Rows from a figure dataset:

▬▬▬

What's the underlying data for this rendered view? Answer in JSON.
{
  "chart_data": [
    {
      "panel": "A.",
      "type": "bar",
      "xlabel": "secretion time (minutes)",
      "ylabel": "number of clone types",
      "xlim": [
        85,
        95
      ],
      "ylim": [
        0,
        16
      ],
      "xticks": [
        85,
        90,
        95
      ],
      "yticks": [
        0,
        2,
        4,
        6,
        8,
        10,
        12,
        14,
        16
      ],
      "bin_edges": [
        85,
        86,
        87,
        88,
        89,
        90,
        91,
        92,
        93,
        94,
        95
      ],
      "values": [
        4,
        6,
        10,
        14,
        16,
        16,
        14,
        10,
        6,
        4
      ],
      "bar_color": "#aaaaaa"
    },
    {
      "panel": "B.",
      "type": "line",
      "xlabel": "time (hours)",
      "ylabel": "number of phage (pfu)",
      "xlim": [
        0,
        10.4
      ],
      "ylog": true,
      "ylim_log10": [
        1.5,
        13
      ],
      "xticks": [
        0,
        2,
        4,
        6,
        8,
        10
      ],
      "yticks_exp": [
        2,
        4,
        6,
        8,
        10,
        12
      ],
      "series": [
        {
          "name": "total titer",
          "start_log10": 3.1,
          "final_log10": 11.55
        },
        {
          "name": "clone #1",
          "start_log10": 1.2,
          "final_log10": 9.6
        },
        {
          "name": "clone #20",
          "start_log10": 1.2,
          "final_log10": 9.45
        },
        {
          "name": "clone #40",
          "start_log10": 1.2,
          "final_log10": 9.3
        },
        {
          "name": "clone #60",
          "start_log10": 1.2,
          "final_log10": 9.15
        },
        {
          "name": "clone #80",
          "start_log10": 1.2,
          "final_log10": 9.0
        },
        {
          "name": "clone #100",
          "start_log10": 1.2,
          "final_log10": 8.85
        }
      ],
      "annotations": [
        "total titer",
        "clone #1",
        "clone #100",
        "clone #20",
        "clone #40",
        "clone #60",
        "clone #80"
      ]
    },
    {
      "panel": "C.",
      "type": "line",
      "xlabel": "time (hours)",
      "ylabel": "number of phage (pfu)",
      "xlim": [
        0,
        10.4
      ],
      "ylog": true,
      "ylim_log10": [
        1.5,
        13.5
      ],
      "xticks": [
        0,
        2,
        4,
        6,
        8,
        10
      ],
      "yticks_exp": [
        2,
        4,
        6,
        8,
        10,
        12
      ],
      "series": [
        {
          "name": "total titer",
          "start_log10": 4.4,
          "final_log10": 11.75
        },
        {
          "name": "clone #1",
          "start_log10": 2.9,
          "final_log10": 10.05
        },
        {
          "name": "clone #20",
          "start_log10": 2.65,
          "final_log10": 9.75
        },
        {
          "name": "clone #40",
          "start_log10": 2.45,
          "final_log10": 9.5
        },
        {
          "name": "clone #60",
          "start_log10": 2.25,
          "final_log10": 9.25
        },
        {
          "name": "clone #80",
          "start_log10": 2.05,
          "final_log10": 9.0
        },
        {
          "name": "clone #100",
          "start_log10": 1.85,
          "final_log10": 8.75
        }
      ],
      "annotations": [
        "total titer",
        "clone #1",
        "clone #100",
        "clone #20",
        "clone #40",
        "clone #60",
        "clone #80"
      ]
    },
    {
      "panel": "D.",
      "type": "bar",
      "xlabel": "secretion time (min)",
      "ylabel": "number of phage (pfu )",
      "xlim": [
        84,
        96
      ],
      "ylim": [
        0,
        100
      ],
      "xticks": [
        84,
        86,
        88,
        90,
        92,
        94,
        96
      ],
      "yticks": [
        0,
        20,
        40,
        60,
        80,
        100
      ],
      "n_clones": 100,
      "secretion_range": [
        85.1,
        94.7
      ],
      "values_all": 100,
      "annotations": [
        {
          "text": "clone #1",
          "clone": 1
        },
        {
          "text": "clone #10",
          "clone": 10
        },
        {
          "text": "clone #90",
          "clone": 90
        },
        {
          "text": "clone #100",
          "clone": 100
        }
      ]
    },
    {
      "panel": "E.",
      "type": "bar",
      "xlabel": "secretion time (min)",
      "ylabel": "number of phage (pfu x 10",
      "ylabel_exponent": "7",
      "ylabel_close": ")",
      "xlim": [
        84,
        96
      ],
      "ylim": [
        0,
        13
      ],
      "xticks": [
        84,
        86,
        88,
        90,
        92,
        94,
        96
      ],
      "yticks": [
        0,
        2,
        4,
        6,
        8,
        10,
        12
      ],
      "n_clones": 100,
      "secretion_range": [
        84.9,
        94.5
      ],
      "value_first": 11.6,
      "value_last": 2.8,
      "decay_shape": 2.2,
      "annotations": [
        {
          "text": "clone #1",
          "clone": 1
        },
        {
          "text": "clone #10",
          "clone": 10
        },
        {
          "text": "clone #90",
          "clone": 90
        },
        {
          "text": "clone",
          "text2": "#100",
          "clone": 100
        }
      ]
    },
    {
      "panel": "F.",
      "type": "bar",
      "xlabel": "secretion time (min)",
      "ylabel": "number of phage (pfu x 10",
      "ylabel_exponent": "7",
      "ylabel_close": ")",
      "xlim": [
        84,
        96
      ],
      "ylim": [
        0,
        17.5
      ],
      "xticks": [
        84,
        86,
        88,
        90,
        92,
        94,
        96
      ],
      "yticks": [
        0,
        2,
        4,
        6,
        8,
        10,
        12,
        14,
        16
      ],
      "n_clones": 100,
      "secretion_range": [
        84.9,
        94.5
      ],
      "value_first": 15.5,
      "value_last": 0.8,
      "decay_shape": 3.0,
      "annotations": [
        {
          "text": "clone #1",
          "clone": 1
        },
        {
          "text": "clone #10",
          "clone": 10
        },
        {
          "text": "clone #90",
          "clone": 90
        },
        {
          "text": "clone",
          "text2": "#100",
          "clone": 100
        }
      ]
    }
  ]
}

▬▬▬

What you should do:
Restate all of the entries exactly, please.

Answer to the task:
What's the underlying data for this rendered view? Answer in JSON.
{
  "chart_data": [
    {
      "panel": "A.",
      "type": "bar",
      "xlabel": "secretion time (minutes)",
      "ylabel": "number of clone types",
      "xlim": [
        85,
        95
      ],
      "ylim": [
        0,
        16
      ],
      "xticks": [
        85,
        90,
        95
      ],
      "yticks": [
        0,
        2,
        4,
        6,
        8,
        10,
        12,
        14,
        16
      ],
      "bin_edges": [
        85,
        86,
        87,
        88,
        89,
        90,
        91,
        92,
        93,
        94,
        95
      ],
      "values": [
        4,
        6,
        10,
        14,
        16,
        16,
        14,
        10,
        6,
        4
      ],
      "bar_color": "#aaaaaa"
    },
    {
      "panel": "B.",
      "type": "line",
      "xlabel": "time (hours)",
      "ylabel": "number of phage (pfu)",
      "xlim": [
        0,
        10.4
      ],
      "ylog": true,
      "ylim_log10": [
        1.5,
        13
      ],
      "xticks": [
        0,
        2,
        4,
        6,
        8,
        10
      ],
      "yticks_exp": [
        2,
        4,
        6,
        8,
        10,
        12
      ],
      "series": [
        {
          "name": "total titer",
          "start_log10": 3.1,
          "final_log10": 11.55
        },
        {
          "name": "clone #1",
          "start_log10": 1.2,
          "final_log10": 9.6
        },
        {
          "name": "clone #20",
          "start_log10": 1.2,
          "final_log10": 9.45
        },
        {
          "name": "clone #40",
          "start_log10": 1.2,
          "final_log10": 9.3
        },
        {
          "name": "clone #60",
          "start_log10": 1.2,
          "final_log10": 9.15
        },
        {
          "name": "clone #80",
          "start_log10": 1.2,
          "final_log10": 9.0
        },
        {
          "name": "clone #100",
          "start_log10": 1.2,
          "final_log10": 8.85
        }
      ],
      "annotations": [
        "total titer",
        "clone #1",
        "clone #100",
        "clone #20",
        "clone #40",
        "clone #60",
        "clone #80"
      ]
    },
    {
      "panel": "C.",
      "type": "line",
      "xlabel": "time (hours)",
      "ylabel": "number of phage (pfu)",
      "xlim": [
        0,
        10.4
      ],
      "ylog": true,
      "ylim_log10": [
        1.5,
        13.5
      ],
      "xticks": [
        0,
        2,
        4,
        6,
        8,
        10
      ],
      "yticks_exp": [
        2,
        4,
        6,
        8,
        10,
        12
      ],
      "series": [
        {
          "name": "total titer",
          "start_log10": 4.4,
          "final_log10": 11.75
        },
        {
          "name": "clone #1",
          "start_log10": 2.9,
          "final_log10": 10.05
        },
        {
          "name": "clone #20",
          "start_log10": 2.65,
          "final_log10": 9.75
        },
        {
          "name": "clone #40",
          "start_log10": 2.45,
          "final_log10": 9.5
        },
        {
          "name": "clone #60",
          "start_log10": 2.25,
          "final_log10": 9.25
        },
        {
          "name": "clone #80",
          "start_log10": 2.05,
          "final_log10": 9.0
        },
        {
          "name": "clone #100",
          "start_log10": 1.85,
          "final_log10": 8.75
        }
      ],
      "annotations": [
        "total titer",
        "clone #1",
        "clone #100",
        "clone #20",
        "clone #40",
        "clone #60",
        "clone #80"
      ]
    },
    {
      "panel": "D.",
      "type": "bar",
      "xlabel": "secretion time (min)",
      "ylabel": "number of phage (pfu )",
      "xlim": [
        84,
        96
      ],
      "ylim": [
        0,
        100
      ],
      "xticks": [
        84,
        86,
        88,
        90,
        92,
        94,
        96
      ],
      "yticks": [
        0,
        20,
        40,
        60,
        80,
        100
      ],
      "n_clones": 100,
      "secretion_range": [
        85.1,
        94.7
      ],
      "values_all": 100,
      "annotations": [
        {
          "text": "clone #1",
          "clone": 1
        },
        {
          "text": "clone #10",
          "clone": 10
        },
        {
          "text": "clone #90",
          "clone": 90
        },
        {
          "text": "clone #100",
          "clone": 100
        }
      ]
    },
    {
      "panel": "E.",
      "type": "bar",
      "xlabel": "secretion time (min)",
      "ylabel": "number of phage (pfu x 10",
      "ylabel_exponent": "7",
      "ylabel_close": ")",
      "xlim": [
        84,
        96
      ],
      "ylim": [
        0,
        13
      ],
      "xticks": [
        84,
        86,
        88,
        90,
        92,
        94,
        96
      ],
      "yticks": [
        0,
        2,
        4,
        6,
        8,
        10,
        12
      ],
      "n_clones": 100,
      "secretion_range": [
        84.9,
        94.5
      ],
      "value_first": 11.6,
      "value_last": 2.8,
      "decay_shape": 2.2,
      "annotations": [
        {
          "text": "clone #1",
          "clone": 1
        },
        {
          "text": "clone #10",
          "clone": 10
        },
        {
          "text": "clone #90",
          "clone": 90
        },
        {
          "text": "clone",
          "text2": "#100",
          "clone": 100
        }
      ]
    },
    {
      "panel": "F.",
      "type": "bar",
      "xlabel": "secretion time (min)",
      "ylabel": "number of phage (pfu x 10",
      "ylabel_exponent": "7",
      "ylabel_close": ")",
      "xlim": [
        84,
        96
      ],
      "ylim": [
        0,
        17.5
      ],
      "xticks": [
        84,
        86,
        88,
        90,
        92,
        94,
        96
      ],
      "yticks": [
        0,
        2,
        4,
        6,
        8,
        10,
        12,
        14,
        16
      ],
      "n_clones": 100,
      "secretion_range": [
        84.9,
        94.5
      ],
      "value_first": 15.5,
      "value_last": 0.8,
      "decay_shape": 3.0,
      "annotations": [
        {
          "text": "clone #1",
          "clone": 1
        },
        {
          "text": "clone #10",
          "clone": 10
        },
        {
          "text": "clone #90",
          "clone": 90
        },
        {
          "text": "clone",
          "text2": "#100",
          "clone": 100
        }
      ]
    }
  ]
}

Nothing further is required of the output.